— start of Listing —

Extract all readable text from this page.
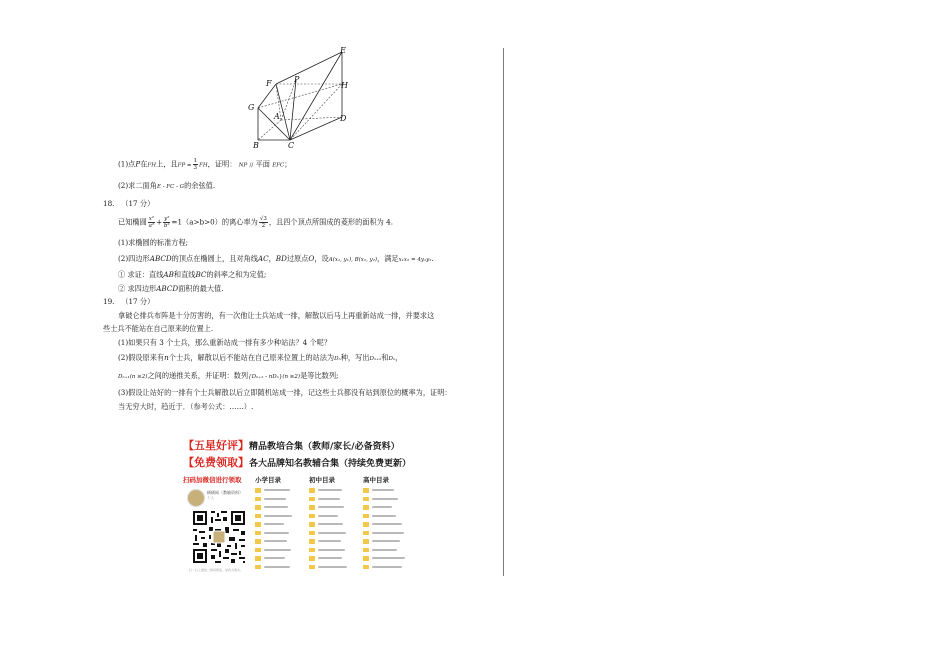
E
F	P
H
G
A	D
B	C
(1)点P在FH上，且FP = $\frac{1}{3}$ FH，证明： NP // 平面 EFC；
(2)求二面角E - FC - G的余弦值.
18. （17 分）
已知椭圆 $\frac{\text{x²}}{\text{a²}} + \frac{\text{y²}}{\text{b²}} =1(a>b>0)$的离心率为 $\frac{√3}{2}$ ，且四个顶点所围成的菱形的面积为 4.
(1)求椭圆的标准方程;
(2)四边形ABCD的顶点在椭圆上，且对角线AC，BD过原点O，设A(x₁, y₁), B(x₂, y₂)，满足x₁x₂ = 4y₁y₂.
① 求证：直线AB和直线BC的斜率之和为定值;
② 求四边形ABCD面积的最大值.
19. （17 分）
拿破仑排兵布阵是十分厉害的，有一次他让士兵站成一排，解散以后马上再重新站成一排，并要求这
些士兵不能站在自己原来的位置上.
(1)如果只有 3 个士兵，那么重新站成一排有多少种站法？4 个呢？
(2)假设原来有n个士兵，解散以后不能站在自己原来位置上的站法为Dₙ种，写出Dₙ₊₁和Dₙ，
Dₙ₊₁(n ≥2)之间的递推关系，并证明：数列{Dₙ₊₁ - nDₙ}(n ≥2)是等比数列;
(3)假设让站好的一排有个士兵解散以后立即随机站成一排，记这些士兵都没有站到原位的概率为，证明：
当无穷大时，趋近于．（参考公式：……）.
【五星好评】精品教培合集（教师/家长/必备资料）
【免费领取】各大品牌知名教辅合集（持续免费更新）
扫码加微信进行领取 小学目录	初中目录	高中目录
刷刷网（教辅资料）
个人
扫一扫上面的二维码图案，加我为朋友。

— end of Listing —

Brief: Which lines include "frac"? Copy each of them out.

Complete output:
(1)点P在FH上，且FP = $\frac{1}{3}$ FH，证明： NP // 平面 EFC；
已知椭圆 $\frac{\text{x²}}{\text{a²}} + \frac{\text{y²}}{\text{b²}} =1(a>b>0)$的离心率为 $\frac{√3}{2}$ ，且四个顶点所围成的菱形的面积为 4.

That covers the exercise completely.